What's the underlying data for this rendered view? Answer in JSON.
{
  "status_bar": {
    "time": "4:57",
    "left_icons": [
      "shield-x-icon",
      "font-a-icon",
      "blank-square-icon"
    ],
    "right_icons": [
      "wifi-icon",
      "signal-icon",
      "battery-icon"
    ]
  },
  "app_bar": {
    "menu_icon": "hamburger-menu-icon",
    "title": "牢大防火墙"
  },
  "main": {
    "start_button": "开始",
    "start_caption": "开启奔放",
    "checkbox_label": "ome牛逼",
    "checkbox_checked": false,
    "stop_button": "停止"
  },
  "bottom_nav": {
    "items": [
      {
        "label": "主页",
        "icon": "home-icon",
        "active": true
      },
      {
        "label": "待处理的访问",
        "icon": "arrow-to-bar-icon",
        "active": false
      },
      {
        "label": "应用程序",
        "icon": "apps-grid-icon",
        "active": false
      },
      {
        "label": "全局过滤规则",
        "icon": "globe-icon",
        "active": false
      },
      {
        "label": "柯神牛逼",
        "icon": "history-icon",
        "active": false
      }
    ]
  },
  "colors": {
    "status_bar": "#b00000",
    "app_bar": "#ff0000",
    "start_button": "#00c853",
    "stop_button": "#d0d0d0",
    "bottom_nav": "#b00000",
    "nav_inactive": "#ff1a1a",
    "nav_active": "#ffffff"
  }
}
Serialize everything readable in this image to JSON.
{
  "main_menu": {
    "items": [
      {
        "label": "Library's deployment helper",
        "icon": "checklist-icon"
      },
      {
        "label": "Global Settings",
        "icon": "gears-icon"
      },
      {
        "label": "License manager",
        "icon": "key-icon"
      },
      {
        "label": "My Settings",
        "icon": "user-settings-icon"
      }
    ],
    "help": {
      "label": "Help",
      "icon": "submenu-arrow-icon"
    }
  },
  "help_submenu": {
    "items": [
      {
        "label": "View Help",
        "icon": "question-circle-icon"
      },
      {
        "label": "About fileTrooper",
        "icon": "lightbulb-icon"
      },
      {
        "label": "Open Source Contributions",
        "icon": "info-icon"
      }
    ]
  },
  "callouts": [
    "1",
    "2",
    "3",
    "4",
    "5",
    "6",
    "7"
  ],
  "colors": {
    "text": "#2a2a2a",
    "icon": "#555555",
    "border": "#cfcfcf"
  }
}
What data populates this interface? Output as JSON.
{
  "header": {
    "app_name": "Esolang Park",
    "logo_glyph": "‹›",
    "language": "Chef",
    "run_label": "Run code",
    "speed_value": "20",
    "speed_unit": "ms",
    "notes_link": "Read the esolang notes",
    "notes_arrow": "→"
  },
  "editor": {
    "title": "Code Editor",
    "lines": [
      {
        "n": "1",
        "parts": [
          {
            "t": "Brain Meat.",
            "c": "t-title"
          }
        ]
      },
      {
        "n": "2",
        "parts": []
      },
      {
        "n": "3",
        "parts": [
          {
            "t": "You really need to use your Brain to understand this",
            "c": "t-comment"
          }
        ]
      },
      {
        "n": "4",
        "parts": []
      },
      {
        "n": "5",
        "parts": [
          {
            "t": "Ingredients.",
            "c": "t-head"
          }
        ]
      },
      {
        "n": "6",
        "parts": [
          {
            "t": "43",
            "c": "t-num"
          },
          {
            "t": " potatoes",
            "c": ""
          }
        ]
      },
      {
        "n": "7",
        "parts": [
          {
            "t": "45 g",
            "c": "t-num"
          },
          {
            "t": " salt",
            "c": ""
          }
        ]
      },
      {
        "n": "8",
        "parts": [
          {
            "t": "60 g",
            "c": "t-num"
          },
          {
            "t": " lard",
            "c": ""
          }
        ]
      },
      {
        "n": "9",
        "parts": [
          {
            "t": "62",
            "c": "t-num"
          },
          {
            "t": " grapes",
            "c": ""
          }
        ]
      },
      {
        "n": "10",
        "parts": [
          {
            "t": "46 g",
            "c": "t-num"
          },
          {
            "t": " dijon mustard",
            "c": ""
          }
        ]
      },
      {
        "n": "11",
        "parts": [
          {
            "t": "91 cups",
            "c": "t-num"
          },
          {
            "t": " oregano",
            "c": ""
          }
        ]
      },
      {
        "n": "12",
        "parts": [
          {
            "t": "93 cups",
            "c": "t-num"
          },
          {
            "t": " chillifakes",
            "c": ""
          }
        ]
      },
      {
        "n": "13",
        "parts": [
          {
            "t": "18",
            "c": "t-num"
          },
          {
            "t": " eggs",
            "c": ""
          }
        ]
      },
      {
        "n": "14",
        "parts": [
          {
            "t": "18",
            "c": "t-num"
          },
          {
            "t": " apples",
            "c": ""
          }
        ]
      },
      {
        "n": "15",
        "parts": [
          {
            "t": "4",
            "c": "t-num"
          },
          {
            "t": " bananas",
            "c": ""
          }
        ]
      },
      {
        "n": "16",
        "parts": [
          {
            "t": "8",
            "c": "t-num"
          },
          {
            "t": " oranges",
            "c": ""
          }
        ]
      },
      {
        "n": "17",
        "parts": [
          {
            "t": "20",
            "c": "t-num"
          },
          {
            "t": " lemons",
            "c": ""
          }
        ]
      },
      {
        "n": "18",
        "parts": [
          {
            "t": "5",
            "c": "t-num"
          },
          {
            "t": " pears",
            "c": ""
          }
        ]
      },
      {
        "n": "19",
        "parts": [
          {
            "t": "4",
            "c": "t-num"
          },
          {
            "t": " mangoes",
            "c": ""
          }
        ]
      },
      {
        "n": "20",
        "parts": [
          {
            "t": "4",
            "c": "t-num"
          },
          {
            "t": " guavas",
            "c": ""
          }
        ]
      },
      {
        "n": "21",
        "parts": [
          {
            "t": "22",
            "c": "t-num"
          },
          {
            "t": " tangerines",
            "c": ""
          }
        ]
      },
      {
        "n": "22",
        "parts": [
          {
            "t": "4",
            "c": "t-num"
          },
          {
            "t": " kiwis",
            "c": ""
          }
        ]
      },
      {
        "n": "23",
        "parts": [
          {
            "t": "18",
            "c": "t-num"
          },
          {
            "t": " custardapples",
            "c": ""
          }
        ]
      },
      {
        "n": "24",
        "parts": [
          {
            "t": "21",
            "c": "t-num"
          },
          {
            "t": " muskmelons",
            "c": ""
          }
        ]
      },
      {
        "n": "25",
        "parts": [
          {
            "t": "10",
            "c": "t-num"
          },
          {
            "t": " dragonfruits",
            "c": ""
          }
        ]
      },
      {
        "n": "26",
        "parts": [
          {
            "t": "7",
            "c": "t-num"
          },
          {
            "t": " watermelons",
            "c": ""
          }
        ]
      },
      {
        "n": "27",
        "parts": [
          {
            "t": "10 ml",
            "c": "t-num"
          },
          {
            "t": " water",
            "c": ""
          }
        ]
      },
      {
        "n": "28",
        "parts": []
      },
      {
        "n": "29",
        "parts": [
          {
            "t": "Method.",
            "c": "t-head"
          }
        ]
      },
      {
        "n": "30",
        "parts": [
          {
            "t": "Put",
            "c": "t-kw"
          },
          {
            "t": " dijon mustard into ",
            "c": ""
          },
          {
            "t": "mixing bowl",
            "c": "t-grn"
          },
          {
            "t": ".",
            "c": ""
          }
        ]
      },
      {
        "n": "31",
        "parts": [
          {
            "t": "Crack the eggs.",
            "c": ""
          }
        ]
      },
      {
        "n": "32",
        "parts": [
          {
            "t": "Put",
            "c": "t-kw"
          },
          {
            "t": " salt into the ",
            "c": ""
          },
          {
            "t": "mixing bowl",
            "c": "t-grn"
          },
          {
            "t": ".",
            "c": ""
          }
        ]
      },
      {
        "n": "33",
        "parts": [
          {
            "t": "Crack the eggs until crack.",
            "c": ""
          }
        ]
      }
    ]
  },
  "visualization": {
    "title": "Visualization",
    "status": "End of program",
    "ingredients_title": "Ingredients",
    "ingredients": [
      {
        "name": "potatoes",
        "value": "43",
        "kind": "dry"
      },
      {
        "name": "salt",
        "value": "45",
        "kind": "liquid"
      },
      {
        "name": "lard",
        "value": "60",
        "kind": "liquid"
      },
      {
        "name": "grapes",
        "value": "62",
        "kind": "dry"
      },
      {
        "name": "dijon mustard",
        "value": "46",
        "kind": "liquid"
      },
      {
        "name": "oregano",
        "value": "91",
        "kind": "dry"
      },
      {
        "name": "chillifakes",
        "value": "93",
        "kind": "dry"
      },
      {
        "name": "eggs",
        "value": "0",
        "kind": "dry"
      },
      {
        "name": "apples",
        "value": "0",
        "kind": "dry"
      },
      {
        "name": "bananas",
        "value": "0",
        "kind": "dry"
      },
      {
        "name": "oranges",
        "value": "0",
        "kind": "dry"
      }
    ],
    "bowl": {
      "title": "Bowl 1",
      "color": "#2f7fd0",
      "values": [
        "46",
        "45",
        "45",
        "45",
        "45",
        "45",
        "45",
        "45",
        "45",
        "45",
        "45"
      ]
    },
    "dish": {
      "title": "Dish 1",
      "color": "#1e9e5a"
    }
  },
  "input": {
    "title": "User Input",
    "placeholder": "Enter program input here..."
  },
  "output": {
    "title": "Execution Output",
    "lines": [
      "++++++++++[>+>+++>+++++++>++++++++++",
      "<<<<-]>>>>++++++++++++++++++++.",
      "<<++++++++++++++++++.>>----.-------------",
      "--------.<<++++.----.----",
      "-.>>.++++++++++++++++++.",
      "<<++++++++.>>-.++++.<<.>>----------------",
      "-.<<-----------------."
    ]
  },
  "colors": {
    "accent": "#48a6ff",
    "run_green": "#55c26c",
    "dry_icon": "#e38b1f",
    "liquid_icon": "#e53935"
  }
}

::::::

» **Your task**
What is the number of lines containing "this"? Give that number only.

» **Full output**
4